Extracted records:
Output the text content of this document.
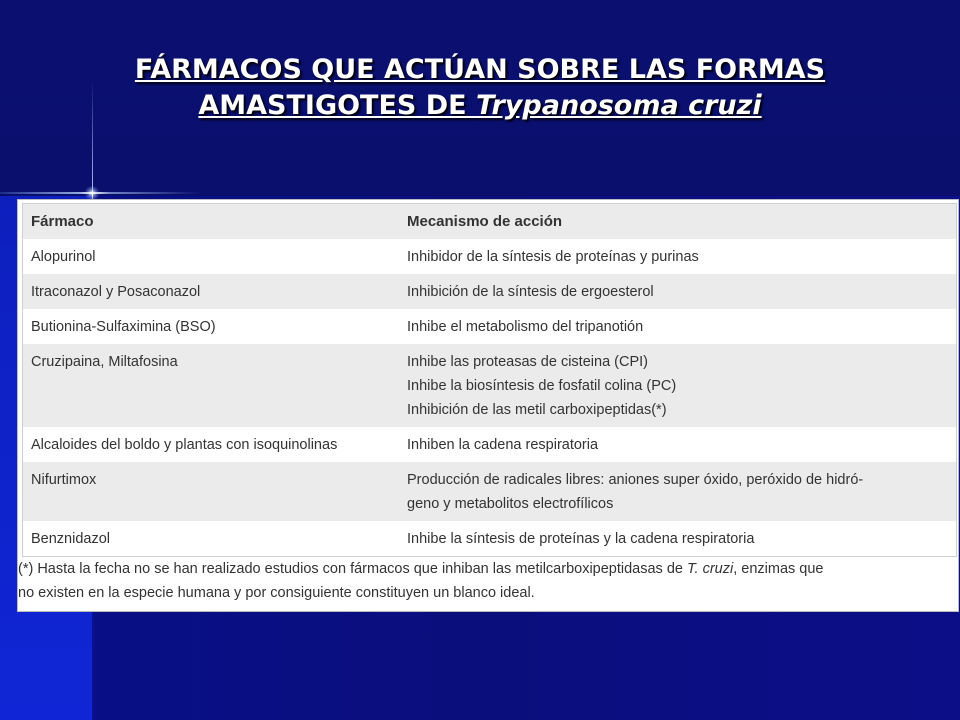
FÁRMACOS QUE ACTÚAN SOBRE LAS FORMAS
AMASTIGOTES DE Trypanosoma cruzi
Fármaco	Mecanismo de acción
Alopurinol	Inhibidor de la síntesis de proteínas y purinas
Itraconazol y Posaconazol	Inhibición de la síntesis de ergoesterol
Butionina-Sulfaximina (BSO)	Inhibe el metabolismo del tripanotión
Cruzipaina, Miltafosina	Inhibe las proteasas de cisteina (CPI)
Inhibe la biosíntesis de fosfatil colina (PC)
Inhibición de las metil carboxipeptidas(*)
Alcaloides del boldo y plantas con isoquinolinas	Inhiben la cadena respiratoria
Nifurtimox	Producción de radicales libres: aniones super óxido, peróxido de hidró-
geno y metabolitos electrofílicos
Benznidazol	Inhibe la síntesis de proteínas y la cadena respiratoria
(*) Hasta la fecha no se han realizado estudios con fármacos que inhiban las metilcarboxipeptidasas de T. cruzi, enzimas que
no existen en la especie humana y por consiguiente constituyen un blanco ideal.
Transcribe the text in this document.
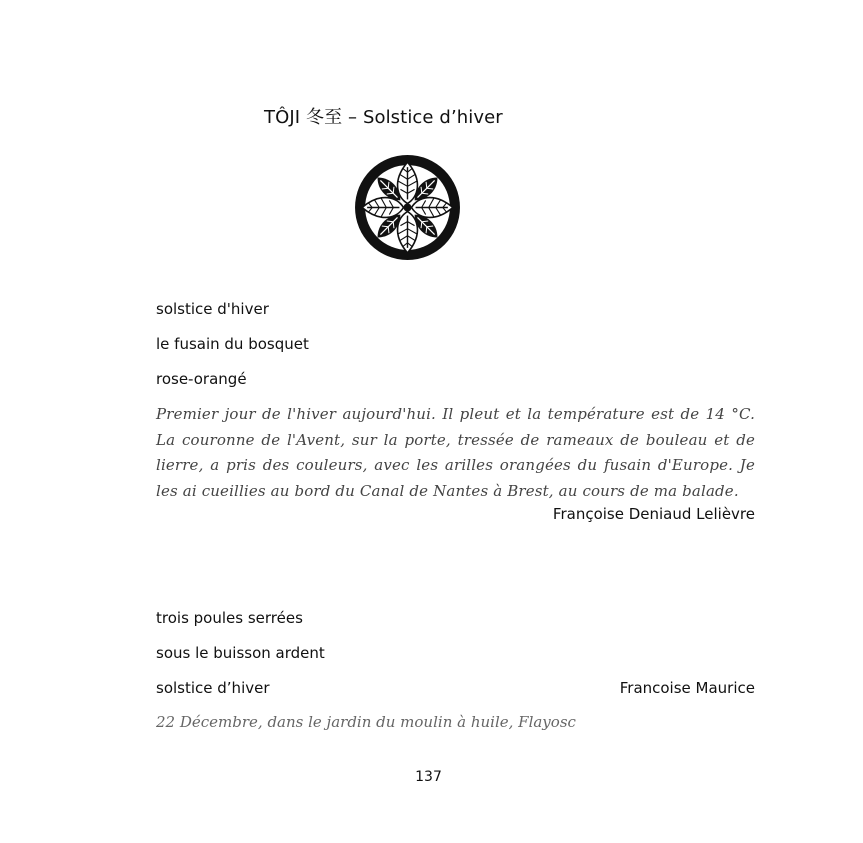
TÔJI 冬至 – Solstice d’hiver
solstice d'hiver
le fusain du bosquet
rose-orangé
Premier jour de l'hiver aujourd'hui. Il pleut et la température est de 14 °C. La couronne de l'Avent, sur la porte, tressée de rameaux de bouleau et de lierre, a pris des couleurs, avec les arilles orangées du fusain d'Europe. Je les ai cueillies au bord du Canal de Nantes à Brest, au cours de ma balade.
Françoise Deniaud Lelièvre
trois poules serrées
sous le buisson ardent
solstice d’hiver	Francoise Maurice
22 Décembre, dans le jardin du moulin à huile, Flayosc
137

▶ _WHAT YOU HAVE TO DO_:
Return all of the data exactly as written, and drop the pictures.

▶ _RESULT OF THIS EXERCISE_:
Output the text content of this document.
FÁRMACOS QUE ACTÚAN SOBRE LAS FORMAS
AMASTIGOTES DE Trypanosoma cruzi
Fármaco	Mecanismo de acción
Alopurinol	Inhibidor de la síntesis de proteínas y purinas
Itraconazol y Posaconazol	Inhibición de la síntesis de ergoesterol
Butionina-Sulfaximina (BSO)	Inhibe el metabolismo del tripanotión
Cruzipaina, Miltafosina	Inhibe las proteasas de cisteina (CPI)
Inhibe la biosíntesis de fosfatil colina (PC)
Inhibición de las metil carboxipeptidas(*)
Alcaloides del boldo y plantas con isoquinolinas	Inhiben la cadena respiratoria
Nifurtimox	Producción de radicales libres: aniones super óxido, peróxido de hidró-
geno y metabolitos electrofílicos
Benznidazol	Inhibe la síntesis de proteínas y la cadena respiratoria
(*) Hasta la fecha no se han realizado estudios con fármacos que inhiban las metilcarboxipeptidasas de T. cruzi, enzimas que
no existen en la especie humana y por consiguiente constituyen un blanco ideal.
Transcribe the text in this document.
TÔJI 冬至 – Solstice d’hiver
solstice d'hiver
le fusain du bosquet
rose-orangé
Premier jour de l'hiver aujourd'hui. Il pleut et la température est de 14 °C. La couronne de l'Avent, sur la porte, tressée de rameaux de bouleau et de lierre, a pris des couleurs, avec les arilles orangées du fusain d'Europe. Je les ai cueillies au bord du Canal de Nantes à Brest, au cours de ma balade.
Françoise Deniaud Lelièvre
trois poules serrées
sous le buisson ardent
solstice d’hiver	Francoise Maurice
22 Décembre, dans le jardin du moulin à huile, Flayosc
137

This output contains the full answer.